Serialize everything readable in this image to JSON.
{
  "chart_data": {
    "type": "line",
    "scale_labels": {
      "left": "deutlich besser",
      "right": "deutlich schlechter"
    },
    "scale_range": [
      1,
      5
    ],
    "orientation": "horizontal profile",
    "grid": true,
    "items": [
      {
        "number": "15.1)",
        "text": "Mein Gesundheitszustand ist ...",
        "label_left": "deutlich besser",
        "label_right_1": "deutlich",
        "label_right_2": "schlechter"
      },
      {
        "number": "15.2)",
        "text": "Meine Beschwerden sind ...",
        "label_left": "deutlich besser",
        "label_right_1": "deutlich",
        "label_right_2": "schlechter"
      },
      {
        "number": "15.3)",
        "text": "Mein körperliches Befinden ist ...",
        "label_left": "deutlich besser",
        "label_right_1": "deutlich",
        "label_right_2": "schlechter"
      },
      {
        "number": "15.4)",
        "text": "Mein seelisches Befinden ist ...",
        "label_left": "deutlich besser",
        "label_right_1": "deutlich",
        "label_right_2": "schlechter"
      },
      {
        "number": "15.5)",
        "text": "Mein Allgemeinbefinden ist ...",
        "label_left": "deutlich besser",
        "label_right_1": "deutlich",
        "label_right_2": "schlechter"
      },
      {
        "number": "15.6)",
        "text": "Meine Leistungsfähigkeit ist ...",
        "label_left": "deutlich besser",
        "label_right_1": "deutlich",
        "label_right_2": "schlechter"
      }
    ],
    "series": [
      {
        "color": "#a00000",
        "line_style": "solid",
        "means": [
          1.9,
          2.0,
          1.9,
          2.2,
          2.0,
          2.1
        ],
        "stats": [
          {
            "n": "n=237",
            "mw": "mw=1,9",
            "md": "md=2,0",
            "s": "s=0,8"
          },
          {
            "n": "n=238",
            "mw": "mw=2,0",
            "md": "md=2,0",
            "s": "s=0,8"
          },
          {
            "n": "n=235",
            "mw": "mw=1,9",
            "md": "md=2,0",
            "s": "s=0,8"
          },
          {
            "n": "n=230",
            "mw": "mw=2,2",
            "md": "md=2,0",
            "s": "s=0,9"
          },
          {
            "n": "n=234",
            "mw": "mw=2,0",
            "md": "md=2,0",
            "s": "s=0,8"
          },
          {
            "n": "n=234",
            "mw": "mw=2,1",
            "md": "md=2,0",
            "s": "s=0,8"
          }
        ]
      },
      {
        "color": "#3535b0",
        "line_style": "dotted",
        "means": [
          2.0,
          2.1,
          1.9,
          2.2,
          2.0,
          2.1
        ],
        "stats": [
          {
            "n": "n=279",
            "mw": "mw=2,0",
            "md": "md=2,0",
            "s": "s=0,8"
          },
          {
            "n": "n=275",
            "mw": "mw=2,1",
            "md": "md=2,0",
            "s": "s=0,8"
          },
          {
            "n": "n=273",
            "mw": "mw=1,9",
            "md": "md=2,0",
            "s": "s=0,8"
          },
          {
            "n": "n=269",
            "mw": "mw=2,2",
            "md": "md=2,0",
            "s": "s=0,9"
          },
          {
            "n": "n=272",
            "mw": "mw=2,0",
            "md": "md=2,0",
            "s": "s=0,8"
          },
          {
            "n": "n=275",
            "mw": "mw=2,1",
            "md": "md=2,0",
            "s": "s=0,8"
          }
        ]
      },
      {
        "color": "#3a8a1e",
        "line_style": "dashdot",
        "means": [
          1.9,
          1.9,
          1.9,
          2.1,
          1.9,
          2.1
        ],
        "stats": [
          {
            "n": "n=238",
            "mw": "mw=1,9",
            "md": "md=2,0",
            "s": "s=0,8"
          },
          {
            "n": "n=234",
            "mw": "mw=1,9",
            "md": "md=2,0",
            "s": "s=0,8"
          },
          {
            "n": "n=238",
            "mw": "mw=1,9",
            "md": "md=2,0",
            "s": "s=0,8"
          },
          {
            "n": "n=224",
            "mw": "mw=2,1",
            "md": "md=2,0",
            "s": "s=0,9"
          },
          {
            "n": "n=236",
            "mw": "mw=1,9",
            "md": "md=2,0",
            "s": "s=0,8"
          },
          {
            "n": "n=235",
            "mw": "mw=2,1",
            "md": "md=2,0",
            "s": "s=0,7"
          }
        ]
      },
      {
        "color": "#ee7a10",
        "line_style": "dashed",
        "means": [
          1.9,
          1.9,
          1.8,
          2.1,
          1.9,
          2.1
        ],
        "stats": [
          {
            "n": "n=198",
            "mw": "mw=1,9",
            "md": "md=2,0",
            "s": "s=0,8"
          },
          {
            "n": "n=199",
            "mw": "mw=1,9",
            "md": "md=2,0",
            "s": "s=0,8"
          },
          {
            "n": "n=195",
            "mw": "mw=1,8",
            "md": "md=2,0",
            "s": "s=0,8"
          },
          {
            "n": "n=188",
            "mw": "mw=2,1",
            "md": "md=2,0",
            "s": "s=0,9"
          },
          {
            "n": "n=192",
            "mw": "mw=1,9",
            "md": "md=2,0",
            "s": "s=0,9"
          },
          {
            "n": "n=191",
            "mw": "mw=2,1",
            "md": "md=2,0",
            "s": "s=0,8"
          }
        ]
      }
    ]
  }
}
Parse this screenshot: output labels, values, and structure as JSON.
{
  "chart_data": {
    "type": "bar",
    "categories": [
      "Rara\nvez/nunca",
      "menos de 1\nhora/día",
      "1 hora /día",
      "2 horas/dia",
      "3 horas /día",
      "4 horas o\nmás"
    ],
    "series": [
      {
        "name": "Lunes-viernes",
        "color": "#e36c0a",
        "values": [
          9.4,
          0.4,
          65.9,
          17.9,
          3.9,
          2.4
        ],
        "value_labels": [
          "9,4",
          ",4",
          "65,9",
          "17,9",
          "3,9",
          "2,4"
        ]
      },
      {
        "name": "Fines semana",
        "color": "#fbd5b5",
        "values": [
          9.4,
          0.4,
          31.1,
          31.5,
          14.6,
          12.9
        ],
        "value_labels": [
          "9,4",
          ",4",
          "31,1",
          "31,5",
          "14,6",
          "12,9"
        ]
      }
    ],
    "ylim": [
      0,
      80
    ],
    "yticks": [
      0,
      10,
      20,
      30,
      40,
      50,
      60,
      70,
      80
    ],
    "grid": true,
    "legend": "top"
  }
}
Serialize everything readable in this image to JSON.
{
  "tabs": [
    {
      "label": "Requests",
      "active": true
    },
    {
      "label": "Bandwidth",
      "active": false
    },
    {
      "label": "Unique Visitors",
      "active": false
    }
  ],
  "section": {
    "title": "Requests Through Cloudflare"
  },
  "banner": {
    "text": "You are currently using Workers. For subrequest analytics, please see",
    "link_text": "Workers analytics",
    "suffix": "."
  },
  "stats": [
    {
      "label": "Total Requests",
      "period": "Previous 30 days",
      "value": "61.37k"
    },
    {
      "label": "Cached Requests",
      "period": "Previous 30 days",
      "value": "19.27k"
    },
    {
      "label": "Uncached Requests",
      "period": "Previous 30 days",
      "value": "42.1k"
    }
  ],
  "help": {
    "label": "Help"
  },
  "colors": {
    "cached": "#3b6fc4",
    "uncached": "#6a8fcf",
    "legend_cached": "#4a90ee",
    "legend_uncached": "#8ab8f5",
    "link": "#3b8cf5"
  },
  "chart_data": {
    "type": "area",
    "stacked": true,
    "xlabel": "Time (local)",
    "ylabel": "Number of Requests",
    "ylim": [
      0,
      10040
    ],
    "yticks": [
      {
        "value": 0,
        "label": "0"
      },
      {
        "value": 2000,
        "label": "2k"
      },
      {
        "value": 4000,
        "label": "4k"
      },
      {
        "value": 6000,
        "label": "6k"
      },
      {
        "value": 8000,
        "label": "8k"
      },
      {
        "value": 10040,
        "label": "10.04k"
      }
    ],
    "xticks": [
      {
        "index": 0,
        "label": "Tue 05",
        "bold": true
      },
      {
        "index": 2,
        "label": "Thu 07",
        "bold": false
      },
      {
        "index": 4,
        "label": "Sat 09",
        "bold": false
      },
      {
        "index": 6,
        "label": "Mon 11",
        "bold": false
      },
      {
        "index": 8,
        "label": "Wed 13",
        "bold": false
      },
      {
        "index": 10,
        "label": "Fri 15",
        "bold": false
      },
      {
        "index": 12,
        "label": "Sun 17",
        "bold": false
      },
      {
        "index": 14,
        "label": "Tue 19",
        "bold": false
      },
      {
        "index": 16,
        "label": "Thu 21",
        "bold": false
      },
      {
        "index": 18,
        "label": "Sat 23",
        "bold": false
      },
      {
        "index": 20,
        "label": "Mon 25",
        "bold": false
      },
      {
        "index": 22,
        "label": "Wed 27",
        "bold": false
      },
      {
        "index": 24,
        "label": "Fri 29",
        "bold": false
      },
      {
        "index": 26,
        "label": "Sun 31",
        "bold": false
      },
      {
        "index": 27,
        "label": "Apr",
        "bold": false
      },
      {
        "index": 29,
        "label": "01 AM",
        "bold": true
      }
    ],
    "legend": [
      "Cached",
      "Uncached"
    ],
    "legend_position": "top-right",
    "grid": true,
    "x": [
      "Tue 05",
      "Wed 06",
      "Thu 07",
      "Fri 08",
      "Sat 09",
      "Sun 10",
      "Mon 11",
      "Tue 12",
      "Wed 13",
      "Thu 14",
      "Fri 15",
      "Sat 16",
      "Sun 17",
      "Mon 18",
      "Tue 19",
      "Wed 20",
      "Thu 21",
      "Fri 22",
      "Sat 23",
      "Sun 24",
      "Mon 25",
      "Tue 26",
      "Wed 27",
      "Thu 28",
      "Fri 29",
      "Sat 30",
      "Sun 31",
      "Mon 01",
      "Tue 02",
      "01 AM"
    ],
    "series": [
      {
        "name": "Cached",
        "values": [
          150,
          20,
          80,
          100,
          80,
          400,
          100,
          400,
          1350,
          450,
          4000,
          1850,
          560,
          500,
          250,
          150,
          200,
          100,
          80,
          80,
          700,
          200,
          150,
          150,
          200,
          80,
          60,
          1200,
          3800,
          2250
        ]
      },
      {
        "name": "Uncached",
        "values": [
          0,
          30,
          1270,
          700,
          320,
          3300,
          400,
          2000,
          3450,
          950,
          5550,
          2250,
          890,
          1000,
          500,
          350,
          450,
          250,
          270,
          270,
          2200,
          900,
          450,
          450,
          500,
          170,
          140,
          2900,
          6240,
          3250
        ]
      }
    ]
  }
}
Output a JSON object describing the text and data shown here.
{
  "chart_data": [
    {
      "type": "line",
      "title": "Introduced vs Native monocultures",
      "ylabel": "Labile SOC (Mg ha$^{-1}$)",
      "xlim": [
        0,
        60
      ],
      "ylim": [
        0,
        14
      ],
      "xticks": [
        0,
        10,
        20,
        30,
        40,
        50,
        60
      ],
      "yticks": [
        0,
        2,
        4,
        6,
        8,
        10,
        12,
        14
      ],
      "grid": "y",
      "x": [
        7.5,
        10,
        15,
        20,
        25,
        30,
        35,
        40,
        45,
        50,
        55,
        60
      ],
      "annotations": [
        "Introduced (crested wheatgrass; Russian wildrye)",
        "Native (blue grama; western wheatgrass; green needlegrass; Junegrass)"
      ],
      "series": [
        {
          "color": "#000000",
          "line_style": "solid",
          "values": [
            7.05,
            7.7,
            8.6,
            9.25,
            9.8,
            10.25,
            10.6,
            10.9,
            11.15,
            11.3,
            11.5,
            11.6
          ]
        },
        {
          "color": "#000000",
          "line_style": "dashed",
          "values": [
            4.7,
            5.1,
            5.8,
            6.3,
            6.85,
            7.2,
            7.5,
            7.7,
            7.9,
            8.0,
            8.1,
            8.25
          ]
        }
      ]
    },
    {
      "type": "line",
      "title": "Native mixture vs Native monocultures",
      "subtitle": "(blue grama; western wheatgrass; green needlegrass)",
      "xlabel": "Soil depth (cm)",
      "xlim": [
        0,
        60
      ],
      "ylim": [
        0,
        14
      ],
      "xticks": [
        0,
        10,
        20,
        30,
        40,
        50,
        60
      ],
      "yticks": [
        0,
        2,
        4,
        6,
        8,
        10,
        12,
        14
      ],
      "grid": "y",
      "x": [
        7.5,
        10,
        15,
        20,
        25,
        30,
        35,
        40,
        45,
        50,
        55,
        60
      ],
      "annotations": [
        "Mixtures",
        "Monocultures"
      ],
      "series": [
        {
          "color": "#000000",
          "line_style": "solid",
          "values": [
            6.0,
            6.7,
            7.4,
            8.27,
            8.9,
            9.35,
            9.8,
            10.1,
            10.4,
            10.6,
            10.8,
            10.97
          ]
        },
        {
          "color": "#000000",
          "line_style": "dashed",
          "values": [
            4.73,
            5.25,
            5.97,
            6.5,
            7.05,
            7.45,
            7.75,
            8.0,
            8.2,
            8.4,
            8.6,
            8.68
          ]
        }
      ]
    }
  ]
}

◆ WHAT YOU HAVE TO DO
Which lines above contain the word "grama"? Copy each of them.

◆ WRITTEN RESPONSE
        "Native (blue grama; western wheatgrass; green needlegrass; Junegrass)"
      "subtitle": "(blue grama; western wheatgrass; green needlegrass)",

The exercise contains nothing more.